◆ **What you should do**: Quote the entries in full, character for character, without their images.

····················

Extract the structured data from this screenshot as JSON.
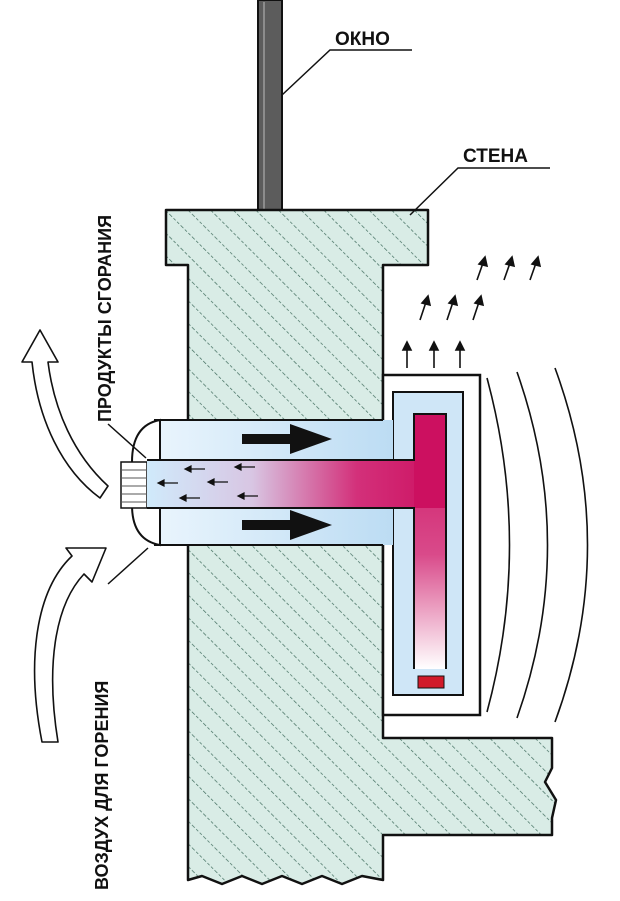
{
  "labels": {
    "window": "ОКНО",
    "wall": "СТЕНА",
    "exhaust": "ПРОДУКТЫ СГОРАНИЯ",
    "intake": "ВОЗДУХ ДЛЯ ГОРЕНИЯ"
  },
  "colors": {
    "wall_fill": "#d9ece6",
    "hatch": "#3f6b5c",
    "outline": "#111111",
    "cold_air": "#cfe6f7",
    "hot_gas": "#d0155f",
    "burner": "#d11a2a"
  },
  "icons": {
    "flow_arrow": "right-arrow-icon",
    "heat_arrow": "up-arrow-icon",
    "air_arrow": "curved-arrow-icon"
  }
}
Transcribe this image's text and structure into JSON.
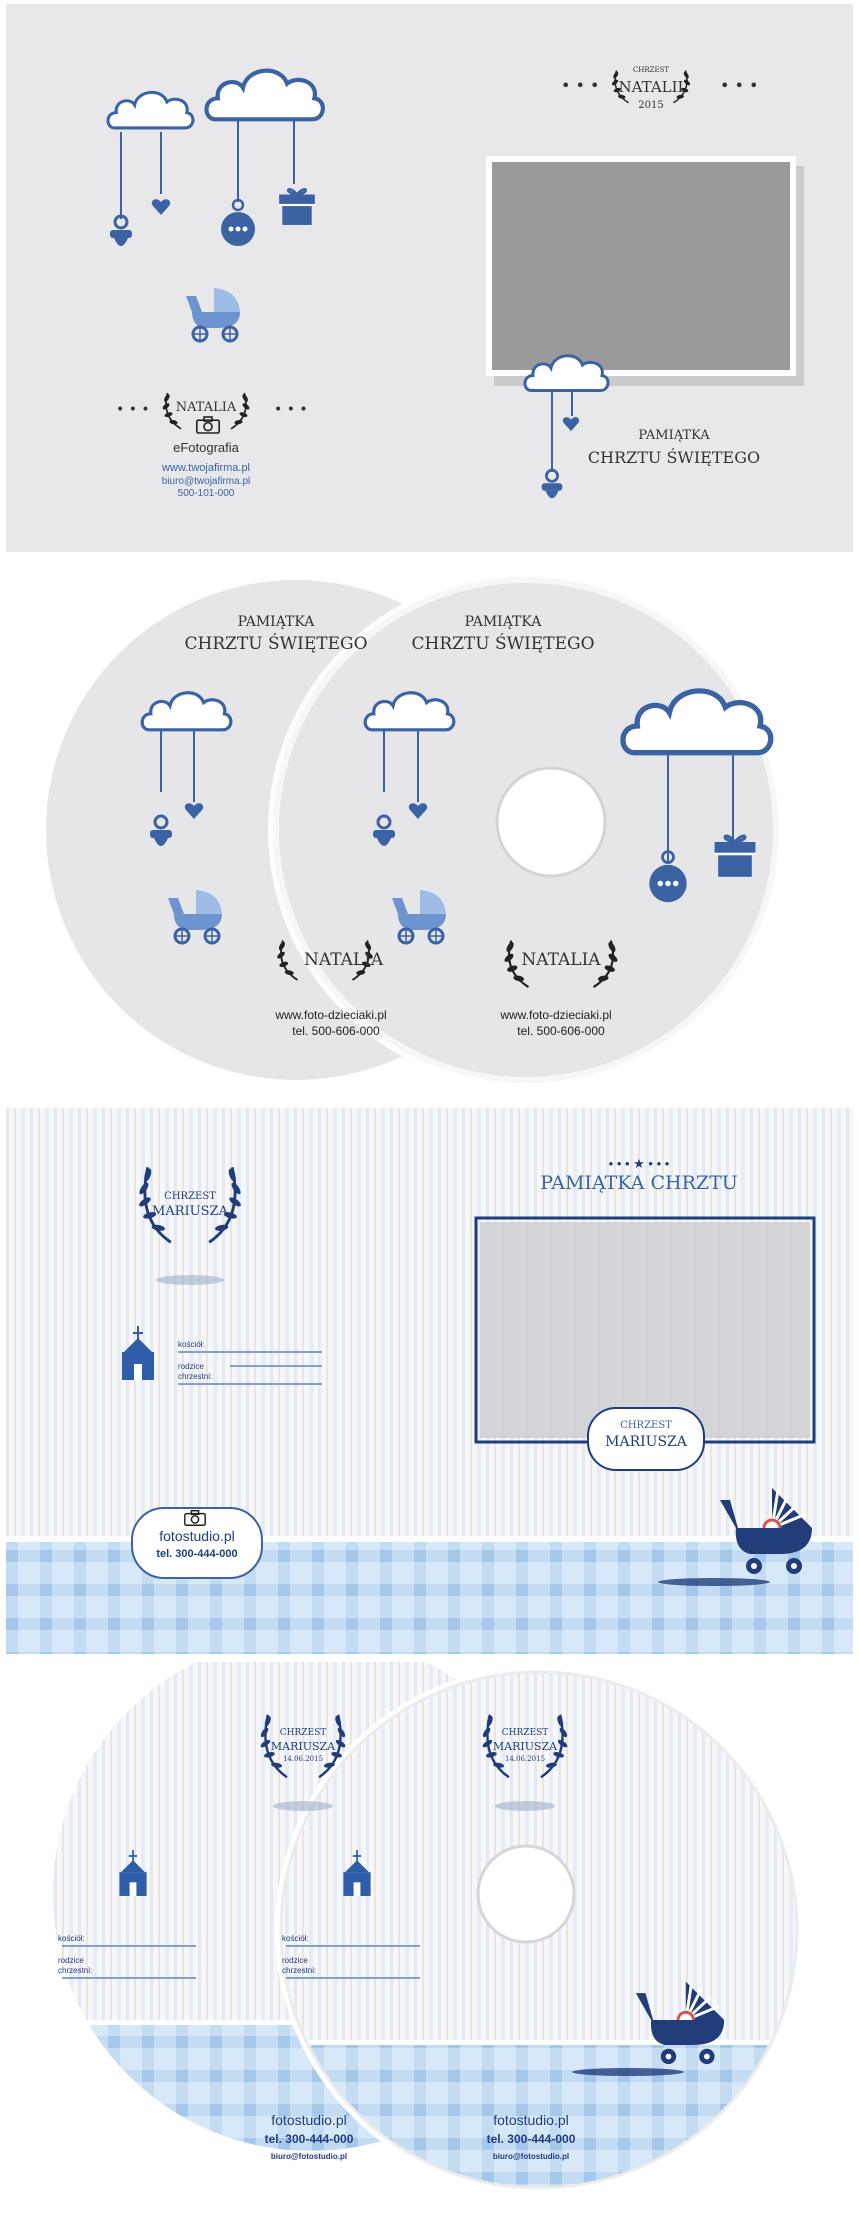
{
  "colors": {
    "blue": "#3b63a3",
    "navy": "#203d7a",
    "light_blue": "#bcd7f0",
    "panel_grey": "#e8e8ea",
    "photo_grey": "#9a9a9a"
  },
  "panel1": {
    "header_chrzest": "CHRZEST",
    "header_name": "NATALII",
    "header_year": "2015",
    "studio_name": "NATALIA",
    "studio_brand": "eFotografia",
    "website": "www.twojafirma.pl",
    "email": "biuro@twojafirma.pl",
    "phone": "500-101-000",
    "title_small": "PAMIĄTKA",
    "title_large": "CHRZTU ŚWIĘTEGO",
    "icons": [
      "cloud-icon",
      "pacifier-icon",
      "heart-icon",
      "ornament-ball-icon",
      "gift-box-icon",
      "baby-stroller-icon",
      "camera-icon",
      "laurel-wreath-icon"
    ]
  },
  "panel2": {
    "title_small": "PAMIĄTKA",
    "title_large": "CHRZTU ŚWIĘTEGO",
    "name": "NATALIA",
    "website": "www.foto-dzieciaki.pl",
    "phone": "tel. 500-606-000"
  },
  "panel3": {
    "badge_chrzest": "CHRZEST",
    "badge_name": "MARIUSZA",
    "field_church": "kościół:",
    "field_parents_1": "rodzice",
    "field_parents_2": "chrzestni:",
    "studio_name": "fotostudio.pl",
    "studio_phone": "tel. 300-444-000",
    "title": "PAMIĄTKA CHRZTU",
    "label_chrzest": "CHRZEST",
    "label_name": "MARIUSZA"
  },
  "panel4": {
    "badge_chrzest": "CHRZEST",
    "badge_name": "MARIUSZA",
    "badge_date": "14.06.2015",
    "field_church": "kościół:",
    "field_parents_1": "rodzice",
    "field_parents_2": "chrzestni:",
    "studio_name": "fotostudio.pl",
    "studio_phone": "tel. 300-444-000",
    "studio_email": "biuro@fotostudio.pl"
  }
}
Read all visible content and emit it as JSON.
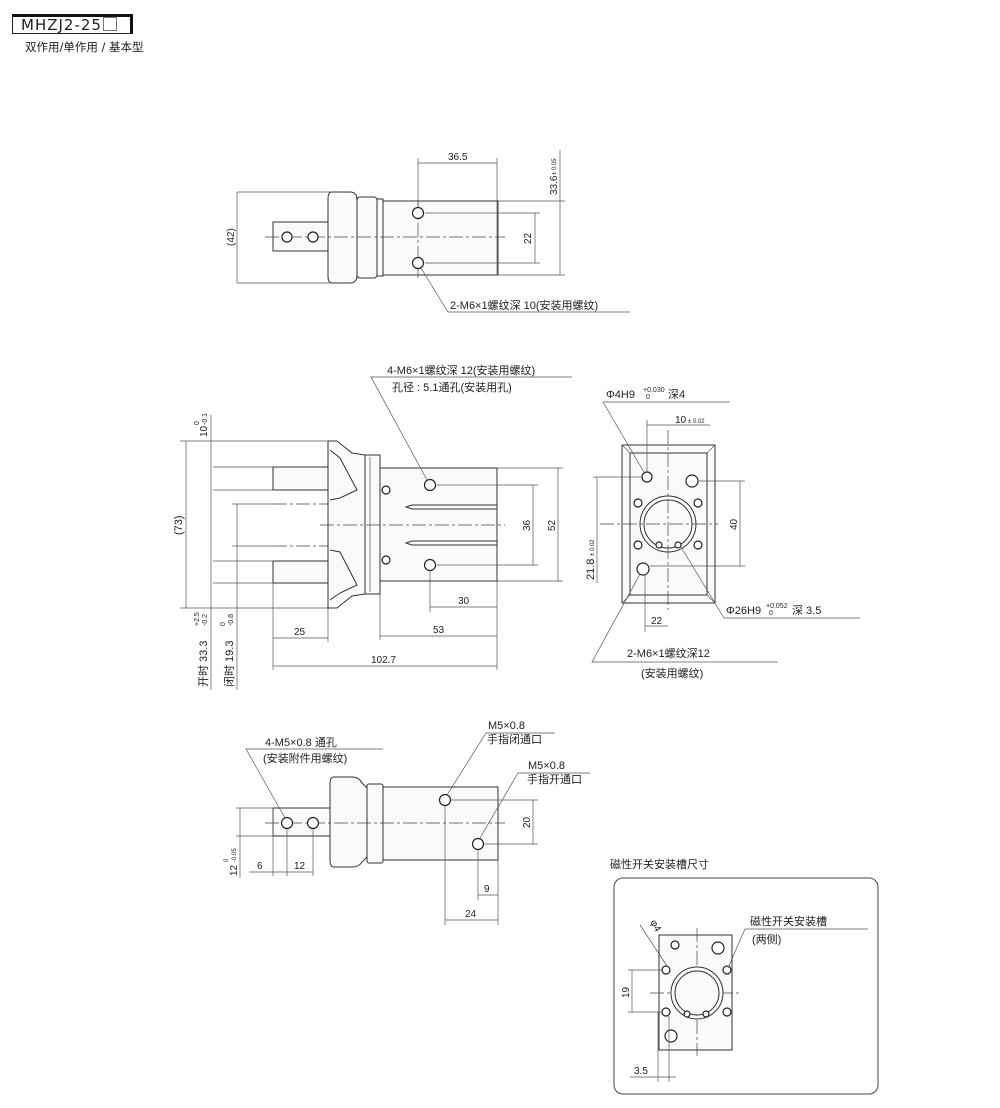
{
  "header": {
    "model": "MHZJ2-25",
    "subtitle": "双作用/单作用 / 基本型"
  },
  "top_view": {
    "dim_width": "36.5",
    "dim_height": "33.6",
    "dim_height_tol": "± 0.05",
    "dim_overall": "(42)",
    "dim_holes": "22",
    "note": "2-M6×1螺纹深 10(安装用螺纹)"
  },
  "side_view": {
    "note_line1": "4-M6×1螺纹深 12(安装用螺纹)",
    "note_line2": "孔径 : 5.1通孔(安装用孔)",
    "dim_10": "10",
    "dim_10_tol_upper": "0",
    "dim_10_tol_lower": "-0.1",
    "dim_overall": "(73)",
    "dim_36": "36",
    "dim_52": "52",
    "dim_30": "30",
    "dim_53": "53",
    "dim_25": "25",
    "dim_length": "102.7",
    "open_label": "开时 33.3",
    "open_tol_upper": "+2.5",
    "open_tol_lower": "-0.2",
    "closed_label": "闭时 19.3",
    "closed_tol_upper": "0",
    "closed_tol_lower": "-0.8"
  },
  "end_view": {
    "pin_note": "Φ4H9",
    "pin_tol_upper": "+0.030",
    "pin_tol_lower": "0",
    "pin_depth": "深4",
    "dim_10": "10",
    "dim_10_tol": "± 0.02",
    "dim_40": "40",
    "dim_21_8": "21.8",
    "dim_21_8_tol": "± 0.02",
    "dim_22": "22",
    "bore_note": "Φ26H9",
    "bore_tol_upper": "+0.052",
    "bore_tol_lower": "0",
    "bore_depth": "深 3.5",
    "thread_note_line1": "2-M6×1螺纹深12",
    "thread_note_line2": "(安装用螺纹)"
  },
  "bottom_view": {
    "mount_note_line1": "4-M5×0.8  通孔",
    "mount_note_line2": "(安装附件用螺纹)",
    "port_close_line1": "M5×0.8",
    "port_close_line2": "手指闭通口",
    "port_open_line1": "M5×0.8",
    "port_open_line2": "手指开通口",
    "dim_12": "12",
    "dim_12_tol_upper": "0",
    "dim_12_tol_lower": "-0.05",
    "dim_6": "6",
    "dim_12b": "12",
    "dim_20": "20",
    "dim_9": "9",
    "dim_24": "24"
  },
  "switch_slot": {
    "title": "磁性开关安装槽尺寸",
    "label_line1": "磁性开关安装槽",
    "label_line2": "(两侧)",
    "dim_phi4": "φ4",
    "dim_19": "19",
    "dim_3_5": "3.5"
  }
}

····················

◆ **The output**:
Extract the structured data from this screenshot as JSON.
{
  "labels": {
    "window": "ОКНО",
    "wall": "СТЕНА",
    "exhaust": "ПРОДУКТЫ СГОРАНИЯ",
    "intake": "ВОЗДУХ ДЛЯ ГОРЕНИЯ"
  },
  "colors": {
    "wall_fill": "#d9ece6",
    "hatch": "#3f6b5c",
    "outline": "#111111",
    "cold_air": "#cfe6f7",
    "hot_gas": "#d0155f",
    "burner": "#d11a2a"
  },
  "icons": {
    "flow_arrow": "right-arrow-icon",
    "heat_arrow": "up-arrow-icon",
    "air_arrow": "curved-arrow-icon"
  }
}
Transcribe this image's text and structure into JSON.
{
  "colors": {
    "blue": "#3b63a3",
    "navy": "#203d7a",
    "light_blue": "#bcd7f0",
    "panel_grey": "#e8e8ea",
    "photo_grey": "#9a9a9a"
  },
  "panel1": {
    "header_chrzest": "CHRZEST",
    "header_name": "NATALII",
    "header_year": "2015",
    "studio_name": "NATALIA",
    "studio_brand": "eFotografia",
    "website": "www.twojafirma.pl",
    "email": "biuro@twojafirma.pl",
    "phone": "500-101-000",
    "title_small": "PAMIĄTKA",
    "title_large": "CHRZTU ŚWIĘTEGO",
    "icons": [
      "cloud-icon",
      "pacifier-icon",
      "heart-icon",
      "ornament-ball-icon",
      "gift-box-icon",
      "baby-stroller-icon",
      "camera-icon",
      "laurel-wreath-icon"
    ]
  },
  "panel2": {
    "title_small": "PAMIĄTKA",
    "title_large": "CHRZTU ŚWIĘTEGO",
    "name": "NATALIA",
    "website": "www.foto-dzieciaki.pl",
    "phone": "tel. 500-606-000"
  },
  "panel3": {
    "badge_chrzest": "CHRZEST",
    "badge_name": "MARIUSZA",
    "field_church": "kościół:",
    "field_parents_1": "rodzice",
    "field_parents_2": "chrzestni:",
    "studio_name": "fotostudio.pl",
    "studio_phone": "tel. 300-444-000",
    "title": "PAMIĄTKA CHRZTU",
    "label_chrzest": "CHRZEST",
    "label_name": "MARIUSZA"
  },
  "panel4": {
    "badge_chrzest": "CHRZEST",
    "badge_name": "MARIUSZA",
    "badge_date": "14.06.2015",
    "field_church": "kościół:",
    "field_parents_1": "rodzice",
    "field_parents_2": "chrzestni:",
    "studio_name": "fotostudio.pl",
    "studio_phone": "tel. 300-444-000",
    "studio_email": "biuro@fotostudio.pl"
  }
}
Read all visible content and emit it as JSON.
{
  "header": {
    "model": "MHZJ2-25",
    "subtitle": "双作用/单作用 / 基本型"
  },
  "top_view": {
    "dim_width": "36.5",
    "dim_height": "33.6",
    "dim_height_tol": "± 0.05",
    "dim_overall": "(42)",
    "dim_holes": "22",
    "note": "2-M6×1螺纹深 10(安装用螺纹)"
  },
  "side_view": {
    "note_line1": "4-M6×1螺纹深 12(安装用螺纹)",
    "note_line2": "孔径 : 5.1通孔(安装用孔)",
    "dim_10": "10",
    "dim_10_tol_upper": "0",
    "dim_10_tol_lower": "-0.1",
    "dim_overall": "(73)",
    "dim_36": "36",
    "dim_52": "52",
    "dim_30": "30",
    "dim_53": "53",
    "dim_25": "25",
    "dim_length": "102.7",
    "open_label": "开时 33.3",
    "open_tol_upper": "+2.5",
    "open_tol_lower": "-0.2",
    "closed_label": "闭时 19.3",
    "closed_tol_upper": "0",
    "closed_tol_lower": "-0.8"
  },
  "end_view": {
    "pin_note": "Φ4H9",
    "pin_tol_upper": "+0.030",
    "pin_tol_lower": "0",
    "pin_depth": "深4",
    "dim_10": "10",
    "dim_10_tol": "± 0.02",
    "dim_40": "40",
    "dim_21_8": "21.8",
    "dim_21_8_tol": "± 0.02",
    "dim_22": "22",
    "bore_note": "Φ26H9",
    "bore_tol_upper": "+0.052",
    "bore_tol_lower": "0",
    "bore_depth": "深 3.5",
    "thread_note_line1": "2-M6×1螺纹深12",
    "thread_note_line2": "(安装用螺纹)"
  },
  "bottom_view": {
    "mount_note_line1": "4-M5×0.8  通孔",
    "mount_note_line2": "(安装附件用螺纹)",
    "port_close_line1": "M5×0.8",
    "port_close_line2": "手指闭通口",
    "port_open_line1": "M5×0.8",
    "port_open_line2": "手指开通口",
    "dim_12": "12",
    "dim_12_tol_upper": "0",
    "dim_12_tol_lower": "-0.05",
    "dim_6": "6",
    "dim_12b": "12",
    "dim_20": "20",
    "dim_9": "9",
    "dim_24": "24"
  },
  "switch_slot": {
    "title": "磁性开关安装槽尺寸",
    "label_line1": "磁性开关安装槽",
    "label_line2": "(两侧)",
    "dim_phi4": "φ4",
    "dim_19": "19",
    "dim_3_5": "3.5"
  }
}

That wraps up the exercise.